> _Description of the task_
For each line below that contains the string "ylabel", copy that line.

> _Records_
════════════════════

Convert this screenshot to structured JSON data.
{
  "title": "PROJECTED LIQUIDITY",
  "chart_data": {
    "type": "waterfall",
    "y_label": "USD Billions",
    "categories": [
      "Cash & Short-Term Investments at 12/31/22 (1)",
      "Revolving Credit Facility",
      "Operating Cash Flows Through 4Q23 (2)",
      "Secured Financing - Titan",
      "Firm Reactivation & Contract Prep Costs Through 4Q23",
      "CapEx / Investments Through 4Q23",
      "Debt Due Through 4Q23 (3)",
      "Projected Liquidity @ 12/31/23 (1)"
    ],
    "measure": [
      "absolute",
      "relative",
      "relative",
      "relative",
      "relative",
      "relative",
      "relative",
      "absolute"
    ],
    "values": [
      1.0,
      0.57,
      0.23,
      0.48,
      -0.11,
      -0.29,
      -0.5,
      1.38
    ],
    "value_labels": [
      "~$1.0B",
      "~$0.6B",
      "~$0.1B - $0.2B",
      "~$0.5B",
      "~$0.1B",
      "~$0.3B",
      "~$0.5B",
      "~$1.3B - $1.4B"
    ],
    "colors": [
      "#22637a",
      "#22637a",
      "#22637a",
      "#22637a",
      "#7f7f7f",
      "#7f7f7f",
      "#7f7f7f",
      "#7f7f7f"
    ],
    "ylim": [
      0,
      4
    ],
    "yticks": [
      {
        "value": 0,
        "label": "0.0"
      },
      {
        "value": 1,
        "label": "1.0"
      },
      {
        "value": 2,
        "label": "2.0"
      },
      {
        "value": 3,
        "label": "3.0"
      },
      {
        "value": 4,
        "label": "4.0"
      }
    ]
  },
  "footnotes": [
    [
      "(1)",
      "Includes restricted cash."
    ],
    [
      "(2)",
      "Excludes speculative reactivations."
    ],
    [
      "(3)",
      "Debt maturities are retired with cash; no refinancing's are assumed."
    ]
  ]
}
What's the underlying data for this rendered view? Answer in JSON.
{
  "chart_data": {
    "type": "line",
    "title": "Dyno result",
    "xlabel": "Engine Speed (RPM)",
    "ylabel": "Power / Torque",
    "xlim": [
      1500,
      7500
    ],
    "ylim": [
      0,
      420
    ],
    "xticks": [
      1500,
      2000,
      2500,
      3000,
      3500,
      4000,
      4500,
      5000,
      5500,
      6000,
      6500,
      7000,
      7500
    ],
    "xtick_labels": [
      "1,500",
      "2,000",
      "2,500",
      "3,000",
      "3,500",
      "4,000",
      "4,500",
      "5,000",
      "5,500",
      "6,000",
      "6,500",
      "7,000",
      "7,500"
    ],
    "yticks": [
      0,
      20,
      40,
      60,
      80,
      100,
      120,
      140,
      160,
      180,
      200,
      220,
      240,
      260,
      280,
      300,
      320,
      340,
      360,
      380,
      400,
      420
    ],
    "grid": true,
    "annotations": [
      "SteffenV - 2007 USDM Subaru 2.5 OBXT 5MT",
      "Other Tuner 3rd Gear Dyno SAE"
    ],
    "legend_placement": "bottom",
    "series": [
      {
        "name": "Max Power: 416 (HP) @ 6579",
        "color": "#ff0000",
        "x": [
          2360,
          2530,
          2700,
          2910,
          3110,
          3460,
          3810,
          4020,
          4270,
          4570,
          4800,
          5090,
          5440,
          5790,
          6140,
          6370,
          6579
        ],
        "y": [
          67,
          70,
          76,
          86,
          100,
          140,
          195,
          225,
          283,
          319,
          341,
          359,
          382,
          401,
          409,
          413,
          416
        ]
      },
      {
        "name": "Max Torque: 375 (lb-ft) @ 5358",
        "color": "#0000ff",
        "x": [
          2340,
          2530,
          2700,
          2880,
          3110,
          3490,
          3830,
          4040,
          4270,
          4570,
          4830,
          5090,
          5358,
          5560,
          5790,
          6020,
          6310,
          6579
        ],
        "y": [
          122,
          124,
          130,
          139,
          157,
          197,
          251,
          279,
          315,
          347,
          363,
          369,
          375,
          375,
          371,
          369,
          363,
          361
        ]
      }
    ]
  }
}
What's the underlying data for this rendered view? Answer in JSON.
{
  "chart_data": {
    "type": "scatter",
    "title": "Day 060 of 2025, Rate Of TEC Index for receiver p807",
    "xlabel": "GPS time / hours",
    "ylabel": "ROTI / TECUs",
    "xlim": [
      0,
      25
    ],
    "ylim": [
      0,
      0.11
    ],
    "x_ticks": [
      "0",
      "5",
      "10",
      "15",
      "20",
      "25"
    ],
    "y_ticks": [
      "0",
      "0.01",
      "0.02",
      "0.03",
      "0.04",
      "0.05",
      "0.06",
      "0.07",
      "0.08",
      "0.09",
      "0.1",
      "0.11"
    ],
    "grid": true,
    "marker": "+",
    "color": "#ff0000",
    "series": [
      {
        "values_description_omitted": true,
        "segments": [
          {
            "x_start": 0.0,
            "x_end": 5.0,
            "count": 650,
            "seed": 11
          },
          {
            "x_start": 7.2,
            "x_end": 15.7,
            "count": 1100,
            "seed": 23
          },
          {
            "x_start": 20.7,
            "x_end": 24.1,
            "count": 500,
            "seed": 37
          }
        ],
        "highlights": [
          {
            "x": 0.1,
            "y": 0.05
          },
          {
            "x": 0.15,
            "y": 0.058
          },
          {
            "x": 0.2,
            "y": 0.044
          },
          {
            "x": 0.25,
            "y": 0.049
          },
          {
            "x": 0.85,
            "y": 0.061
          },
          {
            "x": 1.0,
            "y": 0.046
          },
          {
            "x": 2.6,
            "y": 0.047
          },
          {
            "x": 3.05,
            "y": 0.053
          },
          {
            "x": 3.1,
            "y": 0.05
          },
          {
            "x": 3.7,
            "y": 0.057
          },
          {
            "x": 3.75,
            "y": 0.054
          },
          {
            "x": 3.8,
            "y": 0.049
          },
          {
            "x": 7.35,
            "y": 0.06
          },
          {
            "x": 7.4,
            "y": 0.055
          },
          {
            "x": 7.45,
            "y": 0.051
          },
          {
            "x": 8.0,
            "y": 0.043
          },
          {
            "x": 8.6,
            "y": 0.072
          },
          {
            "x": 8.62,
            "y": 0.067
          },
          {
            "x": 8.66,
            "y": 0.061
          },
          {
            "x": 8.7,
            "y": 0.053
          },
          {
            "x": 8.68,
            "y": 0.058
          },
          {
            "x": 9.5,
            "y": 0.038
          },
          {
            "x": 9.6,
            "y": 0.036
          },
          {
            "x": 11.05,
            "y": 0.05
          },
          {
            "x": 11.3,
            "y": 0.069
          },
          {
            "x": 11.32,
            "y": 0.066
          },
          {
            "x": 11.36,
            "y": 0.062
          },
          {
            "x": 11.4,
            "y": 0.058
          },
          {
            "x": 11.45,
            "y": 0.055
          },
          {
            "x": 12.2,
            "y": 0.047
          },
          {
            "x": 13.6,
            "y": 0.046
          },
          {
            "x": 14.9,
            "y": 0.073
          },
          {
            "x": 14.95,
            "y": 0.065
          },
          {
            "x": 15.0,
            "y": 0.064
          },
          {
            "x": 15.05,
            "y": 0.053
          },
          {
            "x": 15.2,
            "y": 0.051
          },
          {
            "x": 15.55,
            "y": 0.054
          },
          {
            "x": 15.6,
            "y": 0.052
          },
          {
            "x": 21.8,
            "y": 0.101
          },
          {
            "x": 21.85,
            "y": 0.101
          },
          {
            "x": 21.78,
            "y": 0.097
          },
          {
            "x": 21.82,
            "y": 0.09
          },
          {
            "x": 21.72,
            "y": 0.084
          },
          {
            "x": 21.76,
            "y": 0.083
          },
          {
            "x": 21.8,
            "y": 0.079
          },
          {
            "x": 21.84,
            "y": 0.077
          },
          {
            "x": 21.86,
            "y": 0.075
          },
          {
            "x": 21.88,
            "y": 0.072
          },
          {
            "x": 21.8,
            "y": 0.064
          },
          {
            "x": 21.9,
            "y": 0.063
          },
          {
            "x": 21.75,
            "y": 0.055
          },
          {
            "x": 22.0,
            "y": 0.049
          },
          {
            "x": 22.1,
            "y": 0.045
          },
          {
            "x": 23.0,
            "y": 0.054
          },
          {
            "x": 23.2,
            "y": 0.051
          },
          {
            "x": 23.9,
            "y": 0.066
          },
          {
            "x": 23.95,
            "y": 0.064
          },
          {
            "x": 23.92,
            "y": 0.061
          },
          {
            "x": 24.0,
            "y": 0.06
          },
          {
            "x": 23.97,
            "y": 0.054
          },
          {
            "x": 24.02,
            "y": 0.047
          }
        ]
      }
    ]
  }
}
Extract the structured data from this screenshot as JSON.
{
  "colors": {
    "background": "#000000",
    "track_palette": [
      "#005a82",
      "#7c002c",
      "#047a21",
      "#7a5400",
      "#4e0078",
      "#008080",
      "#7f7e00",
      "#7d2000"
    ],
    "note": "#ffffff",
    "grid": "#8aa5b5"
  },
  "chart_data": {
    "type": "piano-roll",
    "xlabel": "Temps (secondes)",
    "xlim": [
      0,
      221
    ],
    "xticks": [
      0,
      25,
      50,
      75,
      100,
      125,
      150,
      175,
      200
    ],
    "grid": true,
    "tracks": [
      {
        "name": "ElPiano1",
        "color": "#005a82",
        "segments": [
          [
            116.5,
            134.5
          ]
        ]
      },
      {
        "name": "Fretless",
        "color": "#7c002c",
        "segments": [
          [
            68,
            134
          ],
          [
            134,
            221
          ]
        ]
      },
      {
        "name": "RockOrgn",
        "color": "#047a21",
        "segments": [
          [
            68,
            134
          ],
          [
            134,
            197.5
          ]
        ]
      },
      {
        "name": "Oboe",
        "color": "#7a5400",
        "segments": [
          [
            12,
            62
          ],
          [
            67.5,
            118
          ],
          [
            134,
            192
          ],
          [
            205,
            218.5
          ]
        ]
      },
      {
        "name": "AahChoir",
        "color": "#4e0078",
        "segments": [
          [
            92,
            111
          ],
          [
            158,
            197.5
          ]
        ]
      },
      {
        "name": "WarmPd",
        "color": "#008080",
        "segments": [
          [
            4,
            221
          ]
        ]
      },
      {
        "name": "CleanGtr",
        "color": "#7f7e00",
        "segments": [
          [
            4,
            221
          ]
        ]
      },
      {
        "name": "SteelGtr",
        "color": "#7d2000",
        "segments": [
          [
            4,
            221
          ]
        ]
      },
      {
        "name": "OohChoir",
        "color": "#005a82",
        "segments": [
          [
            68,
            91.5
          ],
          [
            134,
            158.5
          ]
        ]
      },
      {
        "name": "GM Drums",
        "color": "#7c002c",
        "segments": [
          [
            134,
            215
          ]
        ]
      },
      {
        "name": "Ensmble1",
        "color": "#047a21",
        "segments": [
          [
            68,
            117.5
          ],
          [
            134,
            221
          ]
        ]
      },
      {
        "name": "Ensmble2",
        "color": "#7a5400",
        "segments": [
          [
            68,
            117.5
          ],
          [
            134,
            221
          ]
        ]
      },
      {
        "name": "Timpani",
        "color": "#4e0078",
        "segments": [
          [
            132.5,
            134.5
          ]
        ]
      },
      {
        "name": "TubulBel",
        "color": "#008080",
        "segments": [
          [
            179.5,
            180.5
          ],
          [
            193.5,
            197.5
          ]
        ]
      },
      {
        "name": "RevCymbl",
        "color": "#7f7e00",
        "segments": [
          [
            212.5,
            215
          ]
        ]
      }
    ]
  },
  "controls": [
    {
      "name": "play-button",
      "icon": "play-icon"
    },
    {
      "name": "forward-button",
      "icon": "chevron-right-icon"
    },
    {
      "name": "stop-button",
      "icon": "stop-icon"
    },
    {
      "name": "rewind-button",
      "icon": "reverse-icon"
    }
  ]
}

════════════════════

> _Final answer_
    "ylabel": "Power / Torque",
    "ylabel": "ROTI / TECUs",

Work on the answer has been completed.